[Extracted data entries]

---+---

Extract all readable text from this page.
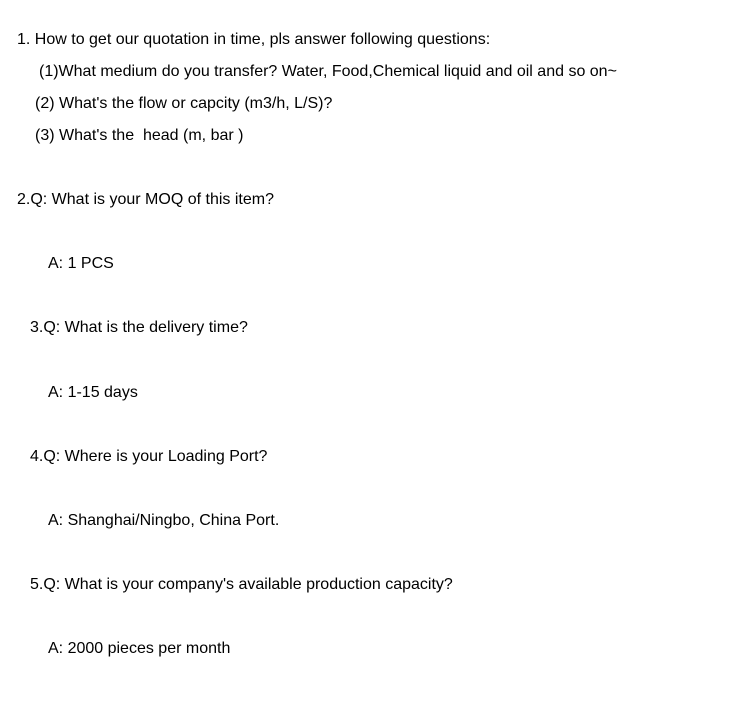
1. How to get our quotation in time, pls answer following questions:

(1)What medium do you transfer? Water, Food,Chemical liquid and oil and so on~

(2) What's the flow or capcity (m3/h, L/S)?

(3) What's the  head (m, bar )

2.Q: What is your MOQ of this item?

A: 1 PCS

3.Q: What is the delivery time?

A: 1-15 days

4.Q: Where is your Loading Port?

A: Shanghai/Ningbo, China Port.

5.Q: What is your company's available production capacity?

A: 2000 pieces per month
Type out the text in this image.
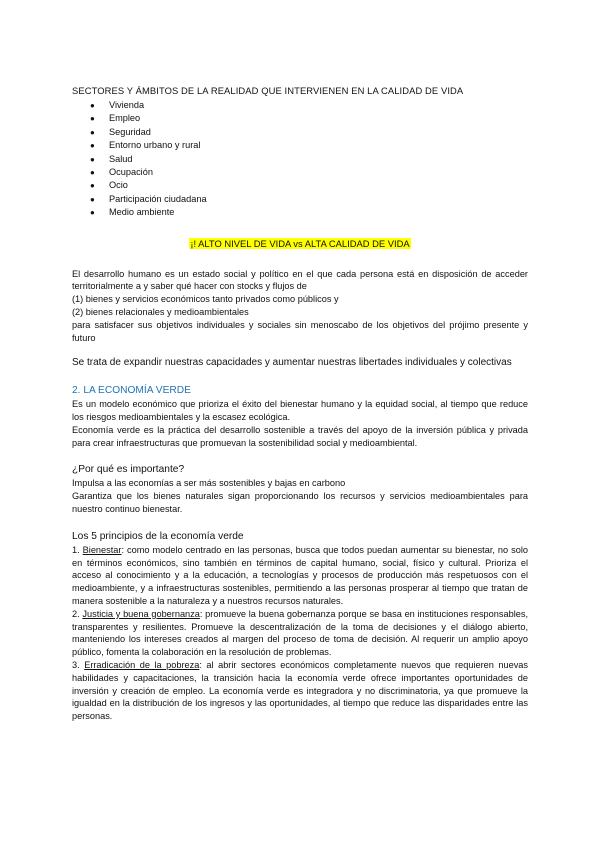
SECTORES Y ÁMBITOS DE LA REALIDAD QUE INTERVIENEN EN LA CALIDAD DE VIDA

● Vivienda
● Empleo
● Seguridad
● Entorno urbano y rural
● Salud
● Ocupación
● Ocio
● Participación ciudadana
● Medio ambiente
¡! ALTO NIVEL DE VIDA vs ALTA CALIDAD DE VIDA

El desarrollo humano es un estado social y político en el que cada persona está en disposición de acceder territorialmente a y saber qué hacer con stocks y flujos de

(1) bienes y servicios económicos tanto privados como públicos y

(2) bienes relacionales y medioambientales

para satisfacer sus objetivos individuales y sociales sin menoscabo de los objetivos del prójimo presente y futuro

Se trata de expandir nuestras capacidades y aumentar nuestras libertades individuales y colectivas

2. LA ECONOMÍA VERDE

Es un modelo económico que prioriza el éxito del bienestar humano y la equidad social, al tiempo que reduce los riesgos medioambientales y la escasez ecológica.

Economía verde es la práctica del desarrollo sostenible a través del apoyo de la inversión pública y privada para crear infraestructuras que promuevan la sostenibilidad social y medioambiental.

¿Por qué es importante?

Impulsa a las economías a ser más sostenibles y bajas en carbono

Garantiza que los bienes naturales sigan proporcionando los recursos y servicios medioambientales para nuestro continuo bienestar.

Los 5 principios de la economía verde

1. Bienestar: como modelo centrado en las personas, busca que todos puedan aumentar su bienestar, no solo en términos económicos, sino también en términos de capital humano, social, físico y cultural. Prioriza el acceso al conocimiento y a la educación, a tecnologías y procesos de producción más respetuosos con el medioambiente, y a infraestructuras sostenibles, permitiendo a las personas prosperar al tiempo que tratan de manera sostenible a la naturaleza y a nuestros recursos naturales.

2. Justicia y buena gobernanza: promueve la buena gobernanza porque se basa en instituciones responsables, transparentes y resilientes. Promueve la descentralización de la toma de decisiones y el diálogo abierto, manteniendo los intereses creados al margen del proceso de toma de decisión. Al requerir un amplio apoyo público, fomenta la colaboración en la resolución de problemas.

3. Erradicación de la pobreza: al abrir sectores económicos completamente nuevos que requieren nuevas habilidades y capacitaciones, la transición hacia la economía verde ofrece importantes oportunidades de inversión y creación de empleo. La economía verde es integradora y no discriminatoria, ya que promueve la igualdad en la distribución de los ingresos y las oportunidades, al tiempo que reduce las disparidades entre las personas.
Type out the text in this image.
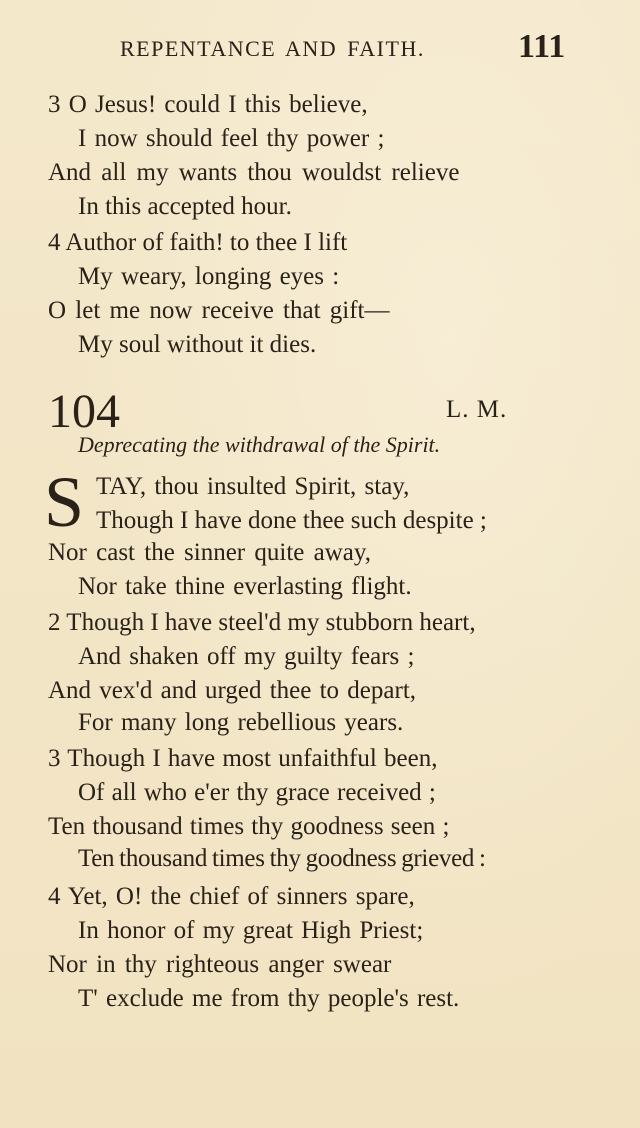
REPENTANCE AND FAITH.	111
3 O Jesus! could I this believe,
I now should feel thy power ;
And all my wants thou wouldst relieve
In this accepted hour.
4 Author of faith! to thee I lift
My weary, longing eyes :
O let me now receive that gift—
My soul without it dies.
104	L. M.
Deprecating the withdrawal of the Spirit.
S TAY, thou insulted Spirit, stay,
Though I have done thee such despite ;
Nor cast the sinner quite away,
Nor take thine everlasting flight.
2 Though I have steel'd my stubborn heart,
And shaken off my guilty fears ;
And vex'd and urged thee to depart,
For many long rebellious years.
3 Though I have most unfaithful been,
Of all who e'er thy grace received ;
Ten thousand times thy goodness seen ;
Ten thousand times thy goodness grieved :
4 Yet, O! the chief of sinners spare,
In honor of my great High Priest;
Nor in thy righteous anger swear
T' exclude me from thy people's rest.
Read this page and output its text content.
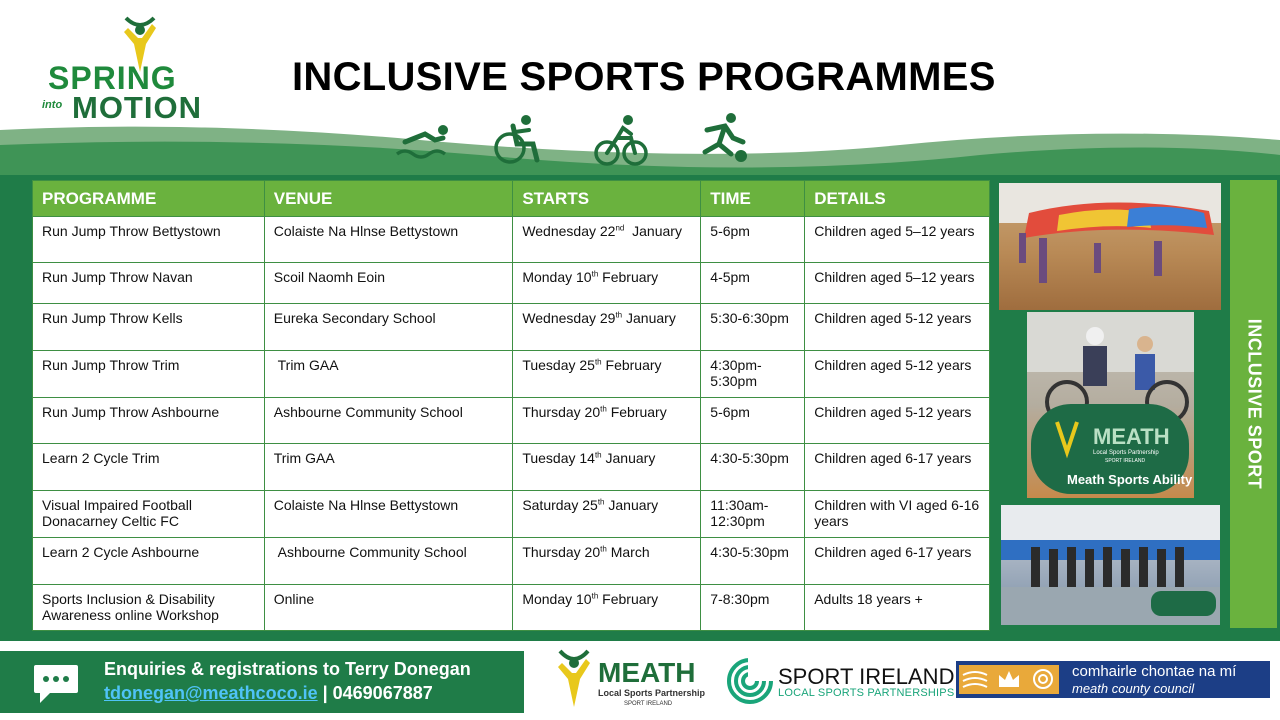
SPRING
into MOTION
INCLUSIVE SPORTS PROGRAMMES
PROGRAMME	VENUE	STARTS	TIME	DETAILS
Run Jump Throw Bettystown	Colaiste Na Hlnse Bettystown	Wednesday 22nd  January	5-6pm	Children aged 5–12 years
Run Jump Throw Navan	Scoil Naomh Eoin	Monday 10th February	4-5pm	Children aged 5–12 years
Run Jump Throw Kells	Eureka Secondary School	Wednesday 29th January	5:30-6:30pm	Children aged 5-12 years
Run Jump Throw Trim	Trim GAA	Tuesday 25th February	4:30pm-5:30pm	Children aged 5-12 years
Run Jump Throw Ashbourne	Ashbourne Community School	Thursday 20th February	5-6pm	Children aged 5-12 years
Learn 2 Cycle Trim	Trim GAA	Tuesday 14th January	4:30-5:30pm	Children aged 6-17 years
Visual Impaired Football Donacarney Celtic FC	Colaiste Na Hlnse Bettystown	Saturday 25th January	11:30am-12:30pm	Children with VI aged 6-16 years
Learn 2 Cycle Ashbourne	Ashbourne Community School	Thursday 20th March	4:30-5:30pm	Children aged 6-17 years
Sports Inclusion & Disability Awareness online Workshop	Online	Monday 10th February	7-8:30pm	Adults 18 years +
MEATH
Local Sports Partnership
SPORT IRELAND
Meath Sports Ability	INCLUSIVE SPORT
Enquiries & registrations to Terry Donegan
tdonegan@meathcoco.ie | 0469067887
MEATH
Local Sports Partnership
SPORT IRELAND
SPORT IRELAND
LOCAL SPORTS PARTNERSHIPS
comhairle chontae na mí
meath county council
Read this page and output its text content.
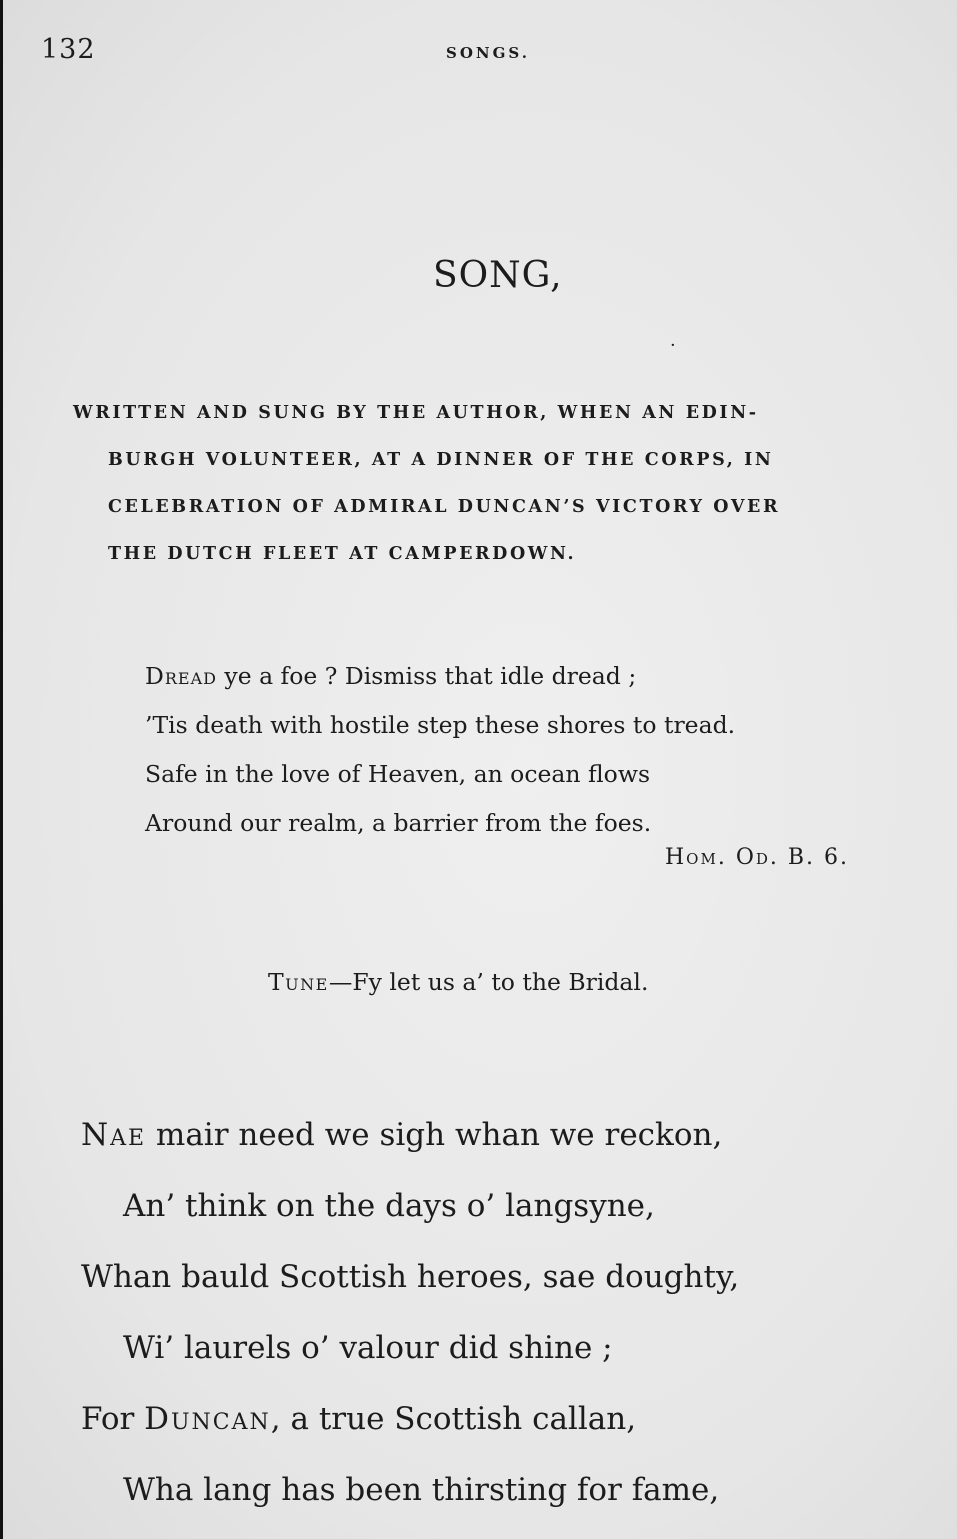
132	SONGS.
SONG,
·
WRITTEN AND SUNG BY THE AUTHOR, WHEN AN EDIN-
BURGH VOLUNTEER, AT A DINNER OF THE CORPS, IN
CELEBRATION OF ADMIRAL DUNCAN’S VICTORY OVER
THE DUTCH FLEET AT CAMPERDOWN.
Dread ye a foe ? Dismiss that idle dread ;
’Tis death with hostile step these shores to tread.
Safe in the love of Heaven, an ocean flows
Around our realm, a barrier from the foes.
Hom. Od. B. 6.
Tune—Fy let us a’ to the Bridal.
Nae mair need we sigh whan we reckon,
An’ think on the days o’ langsyne,
Whan bauld Scottish heroes, sae doughty,
Wi’ laurels o’ valour did shine ;
For Duncan, a true Scottish callan,
Wha lang has been thirsting for fame,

---+---

■ To do ■
Write the records out once more, exactly as they appear, with no pictures.

■ Correct response ■
Extract all readable text from this page.
1. How to get our quotation in time, pls answer following questions:

(1)What medium do you transfer? Water, Food,Chemical liquid and oil and so on~

(2) What's the flow or capcity (m3/h, L/S)?

(3) What's the  head (m, bar )

2.Q: What is your MOQ of this item?

A: 1 PCS

3.Q: What is the delivery time?

A: 1-15 days

4.Q: Where is your Loading Port?

A: Shanghai/Ningbo, China Port.

5.Q: What is your company's available production capacity?

A: 2000 pieces per month
Type out the text in this image.
SECTORES Y ÁMBITOS DE LA REALIDAD QUE INTERVIENEN EN LA CALIDAD DE VIDA

● Vivienda
● Empleo
● Seguridad
● Entorno urbano y rural
● Salud
● Ocupación
● Ocio
● Participación ciudadana
● Medio ambiente
¡! ALTO NIVEL DE VIDA vs ALTA CALIDAD DE VIDA

El desarrollo humano es un estado social y político en el que cada persona está en disposición de acceder territorialmente a y saber qué hacer con stocks y flujos de

(1) bienes y servicios económicos tanto privados como públicos y

(2) bienes relacionales y medioambientales

para satisfacer sus objetivos individuales y sociales sin menoscabo de los objetivos del prójimo presente y futuro

Se trata de expandir nuestras capacidades y aumentar nuestras libertades individuales y colectivas

2. LA ECONOMÍA VERDE

Es un modelo económico que prioriza el éxito del bienestar humano y la equidad social, al tiempo que reduce los riesgos medioambientales y la escasez ecológica.

Economía verde es la práctica del desarrollo sostenible a través del apoyo de la inversión pública y privada para crear infraestructuras que promuevan la sostenibilidad social y medioambiental.

¿Por qué es importante?

Impulsa a las economías a ser más sostenibles y bajas en carbono

Garantiza que los bienes naturales sigan proporcionando los recursos y servicios medioambientales para nuestro continuo bienestar.

Los 5 principios de la economía verde

1. Bienestar: como modelo centrado en las personas, busca que todos puedan aumentar su bienestar, no solo en términos económicos, sino también en términos de capital humano, social, físico y cultural. Prioriza el acceso al conocimiento y a la educación, a tecnologías y procesos de producción más respetuosos con el medioambiente, y a infraestructuras sostenibles, permitiendo a las personas prosperar al tiempo que tratan de manera sostenible a la naturaleza y a nuestros recursos naturales.

2. Justicia y buena gobernanza: promueve la buena gobernanza porque se basa en instituciones responsables, transparentes y resilientes. Promueve la descentralización de la toma de decisiones y el diálogo abierto, manteniendo los intereses creados al margen del proceso de toma de decisión. Al requerir un amplio apoyo público, fomenta la colaboración en la resolución de problemas.

3. Erradicación de la pobreza: al abrir sectores económicos completamente nuevos que requieren nuevas habilidades y capacitaciones, la transición hacia la economía verde ofrece importantes oportunidades de inversión y creación de empleo. La economía verde es integradora y no discriminatoria, ya que promueve la igualdad en la distribución de los ingresos y las oportunidades, al tiempo que reduce las disparidades entre las personas.
Type out the text in this image.
REPENTANCE AND FAITH.	111
3 O Jesus! could I this believe,
I now should feel thy power ;
And all my wants thou wouldst relieve
In this accepted hour.
4 Author of faith! to thee I lift
My weary, longing eyes :
O let me now receive that gift—
My soul without it dies.
104	L. M.
Deprecating the withdrawal of the Spirit.
S TAY, thou insulted Spirit, stay,
Though I have done thee such despite ;
Nor cast the sinner quite away,
Nor take thine everlasting flight.
2 Though I have steel'd my stubborn heart,
And shaken off my guilty fears ;
And vex'd and urged thee to depart,
For many long rebellious years.
3 Though I have most unfaithful been,
Of all who e'er thy grace received ;
Ten thousand times thy goodness seen ;
Ten thousand times thy goodness grieved :
4 Yet, O! the chief of sinners spare,
In honor of my great High Priest;
Nor in thy righteous anger swear
T' exclude me from thy people's rest.
Read this page and output its text content.
SPRING
into MOTION
INCLUSIVE SPORTS PROGRAMMES
PROGRAMME	VENUE	STARTS	TIME	DETAILS
Run Jump Throw Bettystown	Colaiste Na Hlnse Bettystown	Wednesday 22nd  January	5-6pm	Children aged 5–12 years
Run Jump Throw Navan	Scoil Naomh Eoin	Monday 10th February	4-5pm	Children aged 5–12 years
Run Jump Throw Kells	Eureka Secondary School	Wednesday 29th January	5:30-6:30pm	Children aged 5-12 years
Run Jump Throw Trim	Trim GAA	Tuesday 25th February	4:30pm-5:30pm	Children aged 5-12 years
Run Jump Throw Ashbourne	Ashbourne Community School	Thursday 20th February	5-6pm	Children aged 5-12 years
Learn 2 Cycle Trim	Trim GAA	Tuesday 14th January	4:30-5:30pm	Children aged 6-17 years
Visual Impaired Football Donacarney Celtic FC	Colaiste Na Hlnse Bettystown	Saturday 25th January	11:30am-12:30pm	Children with VI aged 6-16 years
Learn 2 Cycle Ashbourne	Ashbourne Community School	Thursday 20th March	4:30-5:30pm	Children aged 6-17 years
Sports Inclusion & Disability Awareness online Workshop	Online	Monday 10th February	7-8:30pm	Adults 18 years +
MEATH
Local Sports Partnership
SPORT IRELAND
Meath Sports Ability	INCLUSIVE SPORT
Enquiries & registrations to Terry Donegan
tdonegan@meathcoco.ie | 0469067887
MEATH
Local Sports Partnership
SPORT IRELAND
SPORT IRELAND
LOCAL SPORTS PARTNERSHIPS
comhairle chontae na mí
meath county council
Read this page and output its text content.
132	SONGS.
SONG,
·
WRITTEN AND SUNG BY THE AUTHOR, WHEN AN EDIN-
BURGH VOLUNTEER, AT A DINNER OF THE CORPS, IN
CELEBRATION OF ADMIRAL DUNCAN’S VICTORY OVER
THE DUTCH FLEET AT CAMPERDOWN.
Dread ye a foe ? Dismiss that idle dread ;
’Tis death with hostile step these shores to tread.
Safe in the love of Heaven, an ocean flows
Around our realm, a barrier from the foes.
Hom. Od. B. 6.
Tune—Fy let us a’ to the Bridal.
Nae mair need we sigh whan we reckon,
An’ think on the days o’ langsyne,
Whan bauld Scottish heroes, sae doughty,
Wi’ laurels o’ valour did shine ;
For Duncan, a true Scottish callan,
Wha lang has been thirsting for fame,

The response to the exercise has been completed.